→ **WHAT YOU WILL DO**
Count every line that has the word "customer". Give the number, without anything more.

→ **INPUT FOR THIS TASK**
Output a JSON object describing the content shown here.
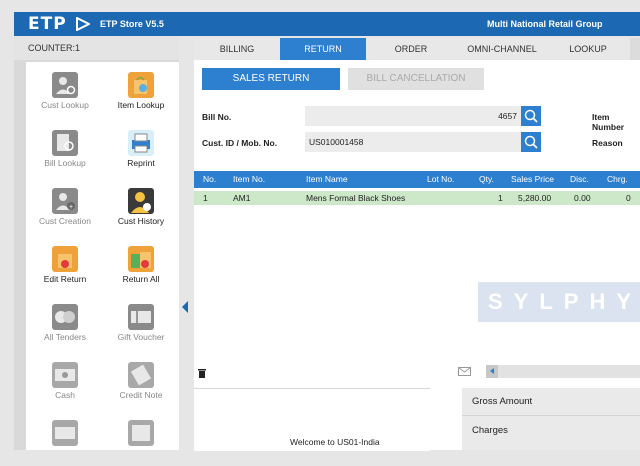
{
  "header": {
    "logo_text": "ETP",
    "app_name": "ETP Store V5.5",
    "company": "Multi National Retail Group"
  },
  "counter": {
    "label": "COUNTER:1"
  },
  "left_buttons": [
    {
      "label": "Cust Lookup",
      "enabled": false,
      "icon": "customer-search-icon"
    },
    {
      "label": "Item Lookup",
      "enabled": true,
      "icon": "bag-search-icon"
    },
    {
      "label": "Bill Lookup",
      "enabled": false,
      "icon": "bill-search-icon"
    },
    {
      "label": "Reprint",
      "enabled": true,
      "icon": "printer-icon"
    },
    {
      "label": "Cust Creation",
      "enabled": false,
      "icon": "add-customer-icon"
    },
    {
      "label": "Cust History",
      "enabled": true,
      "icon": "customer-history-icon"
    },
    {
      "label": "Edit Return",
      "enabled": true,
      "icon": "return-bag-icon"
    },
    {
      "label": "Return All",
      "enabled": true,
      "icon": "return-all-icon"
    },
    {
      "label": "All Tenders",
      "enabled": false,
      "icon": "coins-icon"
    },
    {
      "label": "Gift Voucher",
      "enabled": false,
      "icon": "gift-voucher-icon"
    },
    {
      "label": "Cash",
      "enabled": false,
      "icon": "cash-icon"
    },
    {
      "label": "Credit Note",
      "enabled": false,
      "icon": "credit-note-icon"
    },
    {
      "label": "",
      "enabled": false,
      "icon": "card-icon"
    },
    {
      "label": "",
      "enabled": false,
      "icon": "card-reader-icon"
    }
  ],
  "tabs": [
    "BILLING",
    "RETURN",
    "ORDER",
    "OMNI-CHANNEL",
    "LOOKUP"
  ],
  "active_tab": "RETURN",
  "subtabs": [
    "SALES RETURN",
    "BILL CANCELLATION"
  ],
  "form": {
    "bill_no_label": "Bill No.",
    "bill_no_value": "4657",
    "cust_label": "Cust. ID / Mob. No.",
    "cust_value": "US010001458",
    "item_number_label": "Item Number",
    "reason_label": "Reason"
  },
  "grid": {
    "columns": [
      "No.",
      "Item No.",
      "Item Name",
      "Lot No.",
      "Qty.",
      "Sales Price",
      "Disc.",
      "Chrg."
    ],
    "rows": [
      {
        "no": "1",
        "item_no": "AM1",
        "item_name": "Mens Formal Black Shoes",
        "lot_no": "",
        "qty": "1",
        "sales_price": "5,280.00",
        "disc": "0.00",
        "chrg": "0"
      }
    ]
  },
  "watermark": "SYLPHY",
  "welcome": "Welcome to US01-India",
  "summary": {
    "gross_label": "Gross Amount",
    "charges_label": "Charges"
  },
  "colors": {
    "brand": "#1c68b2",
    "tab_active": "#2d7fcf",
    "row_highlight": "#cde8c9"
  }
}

==

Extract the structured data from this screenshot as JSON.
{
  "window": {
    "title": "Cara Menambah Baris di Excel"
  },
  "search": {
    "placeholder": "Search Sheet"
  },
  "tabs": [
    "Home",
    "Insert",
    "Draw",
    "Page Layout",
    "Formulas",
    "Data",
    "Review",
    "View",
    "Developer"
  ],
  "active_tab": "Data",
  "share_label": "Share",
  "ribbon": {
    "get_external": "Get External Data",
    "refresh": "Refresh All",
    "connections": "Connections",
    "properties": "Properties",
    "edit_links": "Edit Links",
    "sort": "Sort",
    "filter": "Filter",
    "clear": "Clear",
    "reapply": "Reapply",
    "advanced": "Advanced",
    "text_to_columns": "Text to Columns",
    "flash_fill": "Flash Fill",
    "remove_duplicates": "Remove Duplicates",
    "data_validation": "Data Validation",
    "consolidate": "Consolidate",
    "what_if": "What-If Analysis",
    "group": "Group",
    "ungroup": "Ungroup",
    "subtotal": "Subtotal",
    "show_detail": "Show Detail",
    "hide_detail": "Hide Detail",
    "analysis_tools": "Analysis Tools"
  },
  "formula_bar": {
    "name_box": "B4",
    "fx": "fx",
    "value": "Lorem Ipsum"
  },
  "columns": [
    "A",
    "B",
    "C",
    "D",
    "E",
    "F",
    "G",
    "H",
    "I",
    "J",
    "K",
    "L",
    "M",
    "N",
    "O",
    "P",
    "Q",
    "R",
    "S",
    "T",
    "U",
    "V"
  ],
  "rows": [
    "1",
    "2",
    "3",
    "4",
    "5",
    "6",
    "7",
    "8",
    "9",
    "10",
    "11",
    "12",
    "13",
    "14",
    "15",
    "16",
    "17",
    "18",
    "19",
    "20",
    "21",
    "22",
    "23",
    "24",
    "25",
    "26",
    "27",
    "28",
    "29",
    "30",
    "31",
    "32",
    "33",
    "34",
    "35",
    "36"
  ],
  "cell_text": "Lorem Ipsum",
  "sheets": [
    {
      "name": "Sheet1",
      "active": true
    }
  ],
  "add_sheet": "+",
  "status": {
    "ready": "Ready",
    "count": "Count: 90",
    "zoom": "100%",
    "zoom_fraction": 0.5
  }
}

→ **TASK ANSWER**
3